▸ **WRITTEN REQUEST**
Search the listing for the string "уполномоченного" and copy every line that contains it.

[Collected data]
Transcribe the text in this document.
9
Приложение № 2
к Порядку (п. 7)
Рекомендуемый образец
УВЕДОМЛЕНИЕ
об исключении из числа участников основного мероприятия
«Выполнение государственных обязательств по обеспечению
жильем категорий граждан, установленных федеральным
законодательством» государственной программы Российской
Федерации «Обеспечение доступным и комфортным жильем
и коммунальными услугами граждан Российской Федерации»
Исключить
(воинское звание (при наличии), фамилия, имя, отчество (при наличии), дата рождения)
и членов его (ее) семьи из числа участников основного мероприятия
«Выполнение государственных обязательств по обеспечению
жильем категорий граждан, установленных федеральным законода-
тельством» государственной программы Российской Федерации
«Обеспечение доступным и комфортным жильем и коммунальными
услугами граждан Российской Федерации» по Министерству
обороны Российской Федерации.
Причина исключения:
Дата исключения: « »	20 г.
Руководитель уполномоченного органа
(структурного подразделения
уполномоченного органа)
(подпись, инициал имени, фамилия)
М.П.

▸ **WRITTEN SOLUTION**
Руководитель уполномоченного органа
уполномоченного органа)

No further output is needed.